>> BEGIN
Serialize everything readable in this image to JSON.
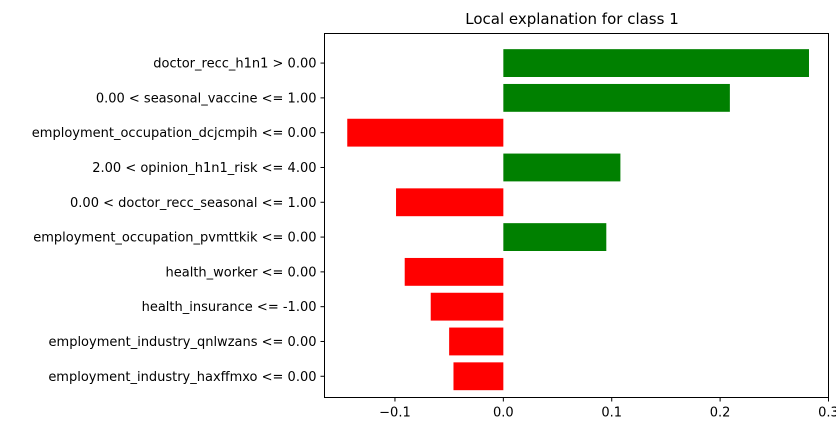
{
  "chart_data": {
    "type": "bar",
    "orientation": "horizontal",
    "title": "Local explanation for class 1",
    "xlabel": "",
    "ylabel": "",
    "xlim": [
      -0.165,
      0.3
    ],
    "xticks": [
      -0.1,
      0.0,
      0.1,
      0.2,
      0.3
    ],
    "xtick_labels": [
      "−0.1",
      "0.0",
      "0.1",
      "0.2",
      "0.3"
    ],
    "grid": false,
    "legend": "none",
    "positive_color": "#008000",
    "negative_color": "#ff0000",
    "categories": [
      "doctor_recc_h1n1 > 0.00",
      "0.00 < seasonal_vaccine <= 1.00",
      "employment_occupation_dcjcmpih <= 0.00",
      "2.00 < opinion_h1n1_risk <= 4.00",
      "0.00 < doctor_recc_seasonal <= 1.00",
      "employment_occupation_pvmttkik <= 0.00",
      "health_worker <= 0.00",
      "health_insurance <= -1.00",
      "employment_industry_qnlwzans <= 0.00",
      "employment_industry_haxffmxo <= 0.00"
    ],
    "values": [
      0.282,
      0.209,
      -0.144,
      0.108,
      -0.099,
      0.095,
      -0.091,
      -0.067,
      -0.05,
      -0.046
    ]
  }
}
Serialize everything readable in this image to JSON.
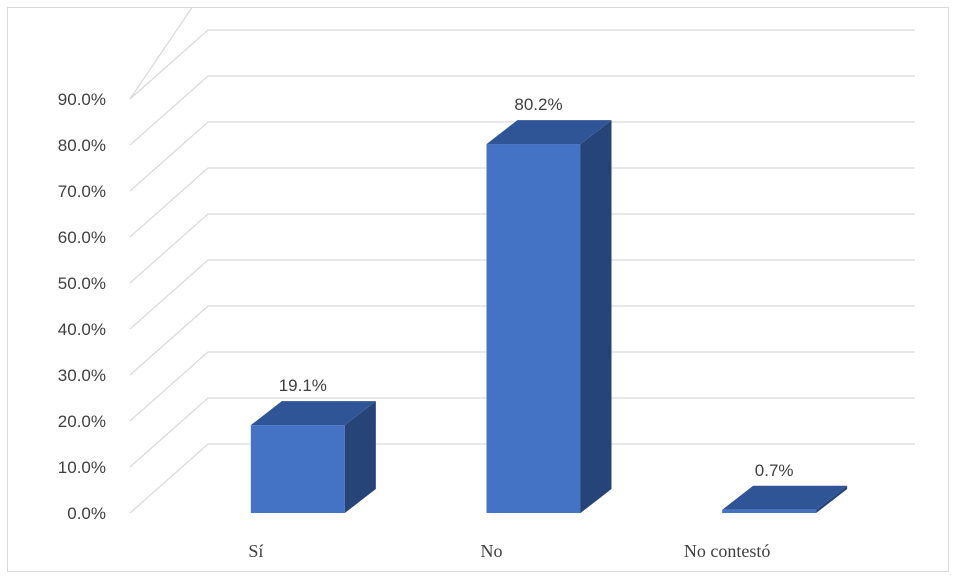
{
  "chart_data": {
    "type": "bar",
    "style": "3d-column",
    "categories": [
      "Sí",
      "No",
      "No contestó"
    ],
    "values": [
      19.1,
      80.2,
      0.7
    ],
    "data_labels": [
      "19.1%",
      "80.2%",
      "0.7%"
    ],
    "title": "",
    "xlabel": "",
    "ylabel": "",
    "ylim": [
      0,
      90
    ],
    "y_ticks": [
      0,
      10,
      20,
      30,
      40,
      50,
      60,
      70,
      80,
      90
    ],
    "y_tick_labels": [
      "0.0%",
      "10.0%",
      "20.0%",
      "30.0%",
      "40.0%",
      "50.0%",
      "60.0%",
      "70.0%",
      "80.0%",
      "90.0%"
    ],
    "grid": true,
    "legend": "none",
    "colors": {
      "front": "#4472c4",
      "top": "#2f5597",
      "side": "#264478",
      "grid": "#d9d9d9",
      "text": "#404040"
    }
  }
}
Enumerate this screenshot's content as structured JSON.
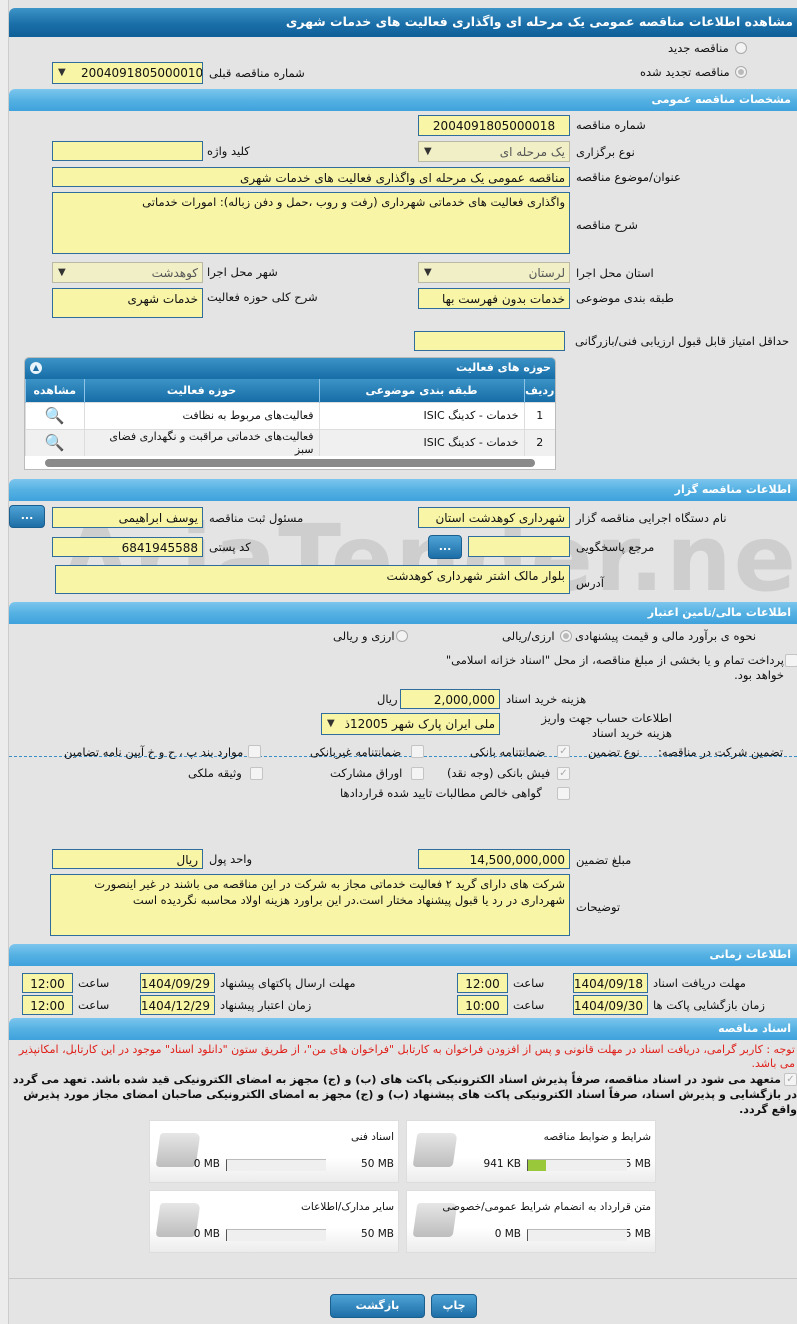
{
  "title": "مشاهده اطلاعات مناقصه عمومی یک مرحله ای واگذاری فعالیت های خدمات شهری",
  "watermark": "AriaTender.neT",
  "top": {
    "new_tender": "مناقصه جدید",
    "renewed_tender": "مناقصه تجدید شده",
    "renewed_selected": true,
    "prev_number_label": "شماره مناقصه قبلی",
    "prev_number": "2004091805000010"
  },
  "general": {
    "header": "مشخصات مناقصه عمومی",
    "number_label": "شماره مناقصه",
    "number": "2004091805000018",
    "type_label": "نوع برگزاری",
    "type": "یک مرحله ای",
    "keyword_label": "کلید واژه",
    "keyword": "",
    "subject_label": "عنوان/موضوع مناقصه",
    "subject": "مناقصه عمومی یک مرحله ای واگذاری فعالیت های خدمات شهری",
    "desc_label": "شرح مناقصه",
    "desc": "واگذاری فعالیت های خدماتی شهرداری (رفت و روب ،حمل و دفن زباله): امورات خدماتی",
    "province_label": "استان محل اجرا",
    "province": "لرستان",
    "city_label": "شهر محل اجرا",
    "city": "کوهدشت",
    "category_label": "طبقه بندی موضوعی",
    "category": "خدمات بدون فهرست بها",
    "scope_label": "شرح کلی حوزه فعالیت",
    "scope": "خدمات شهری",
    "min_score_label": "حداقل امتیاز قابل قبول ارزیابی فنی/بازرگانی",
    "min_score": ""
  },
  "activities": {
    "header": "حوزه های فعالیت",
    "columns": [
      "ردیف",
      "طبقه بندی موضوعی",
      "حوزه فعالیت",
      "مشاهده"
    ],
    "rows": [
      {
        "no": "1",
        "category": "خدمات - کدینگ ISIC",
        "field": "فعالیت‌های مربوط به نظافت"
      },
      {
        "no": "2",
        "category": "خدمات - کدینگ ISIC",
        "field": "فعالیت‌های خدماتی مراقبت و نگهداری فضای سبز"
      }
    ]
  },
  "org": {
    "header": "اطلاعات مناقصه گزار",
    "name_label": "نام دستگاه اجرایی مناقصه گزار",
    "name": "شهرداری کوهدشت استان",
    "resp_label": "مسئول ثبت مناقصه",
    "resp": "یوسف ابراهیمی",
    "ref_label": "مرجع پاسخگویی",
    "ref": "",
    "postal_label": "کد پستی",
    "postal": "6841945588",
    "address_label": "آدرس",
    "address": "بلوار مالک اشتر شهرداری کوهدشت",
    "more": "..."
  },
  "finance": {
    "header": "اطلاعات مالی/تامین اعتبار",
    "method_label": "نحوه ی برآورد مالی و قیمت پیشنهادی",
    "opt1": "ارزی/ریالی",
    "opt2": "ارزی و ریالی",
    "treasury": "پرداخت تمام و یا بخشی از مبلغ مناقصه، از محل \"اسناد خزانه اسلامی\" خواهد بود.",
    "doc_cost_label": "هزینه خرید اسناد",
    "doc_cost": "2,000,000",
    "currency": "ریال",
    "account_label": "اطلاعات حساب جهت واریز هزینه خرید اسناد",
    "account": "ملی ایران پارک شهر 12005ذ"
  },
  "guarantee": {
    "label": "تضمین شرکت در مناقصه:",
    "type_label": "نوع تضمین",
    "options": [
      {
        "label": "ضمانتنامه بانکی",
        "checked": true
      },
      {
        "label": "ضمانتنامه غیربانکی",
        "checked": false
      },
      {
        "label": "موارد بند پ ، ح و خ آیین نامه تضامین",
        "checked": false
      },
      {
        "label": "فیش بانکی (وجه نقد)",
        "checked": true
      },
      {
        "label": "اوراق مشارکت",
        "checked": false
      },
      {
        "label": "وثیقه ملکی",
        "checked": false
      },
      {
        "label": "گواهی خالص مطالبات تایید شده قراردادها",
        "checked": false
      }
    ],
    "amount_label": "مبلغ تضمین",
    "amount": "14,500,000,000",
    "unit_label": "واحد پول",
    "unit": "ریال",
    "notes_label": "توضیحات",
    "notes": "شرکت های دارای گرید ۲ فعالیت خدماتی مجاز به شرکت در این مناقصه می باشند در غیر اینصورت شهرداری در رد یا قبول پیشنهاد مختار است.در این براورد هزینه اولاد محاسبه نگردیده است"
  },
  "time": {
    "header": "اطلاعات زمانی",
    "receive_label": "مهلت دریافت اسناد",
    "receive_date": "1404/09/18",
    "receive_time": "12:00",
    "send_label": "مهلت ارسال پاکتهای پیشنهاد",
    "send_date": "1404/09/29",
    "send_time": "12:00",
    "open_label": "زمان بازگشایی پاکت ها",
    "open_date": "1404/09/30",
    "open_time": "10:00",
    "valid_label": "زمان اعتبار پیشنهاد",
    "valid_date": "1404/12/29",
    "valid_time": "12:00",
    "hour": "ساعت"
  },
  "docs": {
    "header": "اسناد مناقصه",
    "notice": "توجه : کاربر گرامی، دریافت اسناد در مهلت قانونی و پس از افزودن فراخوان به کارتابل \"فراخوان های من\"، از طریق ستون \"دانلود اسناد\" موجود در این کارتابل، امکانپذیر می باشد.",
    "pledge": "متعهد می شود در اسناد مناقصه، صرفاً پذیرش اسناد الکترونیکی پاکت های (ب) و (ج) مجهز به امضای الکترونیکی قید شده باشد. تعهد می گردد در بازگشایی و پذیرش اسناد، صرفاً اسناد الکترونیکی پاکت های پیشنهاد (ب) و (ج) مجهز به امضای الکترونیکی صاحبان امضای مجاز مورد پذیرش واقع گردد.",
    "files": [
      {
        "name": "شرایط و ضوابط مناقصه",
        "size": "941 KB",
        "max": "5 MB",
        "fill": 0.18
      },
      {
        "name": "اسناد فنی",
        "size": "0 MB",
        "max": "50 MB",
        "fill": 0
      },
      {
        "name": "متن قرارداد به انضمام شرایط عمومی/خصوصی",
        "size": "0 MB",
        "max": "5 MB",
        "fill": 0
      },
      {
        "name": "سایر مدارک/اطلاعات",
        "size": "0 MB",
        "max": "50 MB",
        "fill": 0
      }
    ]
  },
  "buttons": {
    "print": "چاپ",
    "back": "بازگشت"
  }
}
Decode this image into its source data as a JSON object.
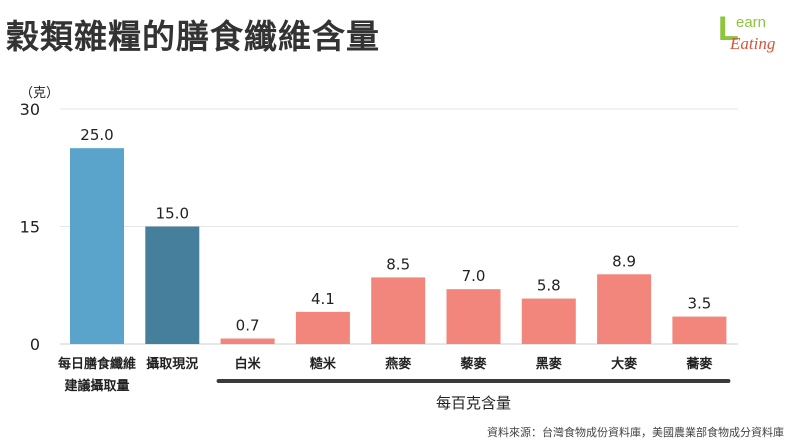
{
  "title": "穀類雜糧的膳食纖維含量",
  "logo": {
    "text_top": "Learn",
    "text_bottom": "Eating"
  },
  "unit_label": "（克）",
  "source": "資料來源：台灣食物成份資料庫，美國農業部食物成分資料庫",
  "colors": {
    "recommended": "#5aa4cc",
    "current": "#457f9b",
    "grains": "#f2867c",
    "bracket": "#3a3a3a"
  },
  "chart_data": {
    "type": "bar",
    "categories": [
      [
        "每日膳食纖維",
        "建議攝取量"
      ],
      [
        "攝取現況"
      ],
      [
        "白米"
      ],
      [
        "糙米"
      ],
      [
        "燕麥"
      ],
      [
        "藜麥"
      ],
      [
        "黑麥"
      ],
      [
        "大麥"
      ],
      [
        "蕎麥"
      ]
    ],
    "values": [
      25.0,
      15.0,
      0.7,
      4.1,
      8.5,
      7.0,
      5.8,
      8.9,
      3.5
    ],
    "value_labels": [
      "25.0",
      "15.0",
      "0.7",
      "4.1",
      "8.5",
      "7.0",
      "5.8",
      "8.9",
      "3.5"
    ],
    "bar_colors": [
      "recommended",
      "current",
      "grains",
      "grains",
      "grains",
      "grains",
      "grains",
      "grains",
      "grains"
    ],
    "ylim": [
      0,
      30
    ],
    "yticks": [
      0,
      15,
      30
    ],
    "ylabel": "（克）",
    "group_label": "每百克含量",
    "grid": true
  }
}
>> END
▶ [PROBLEM STATEMENT]: Say, as a single number and nothing more, how many lines of the entries contain the word "بندی".

▶ [PROBLEM SOLUTION]: 2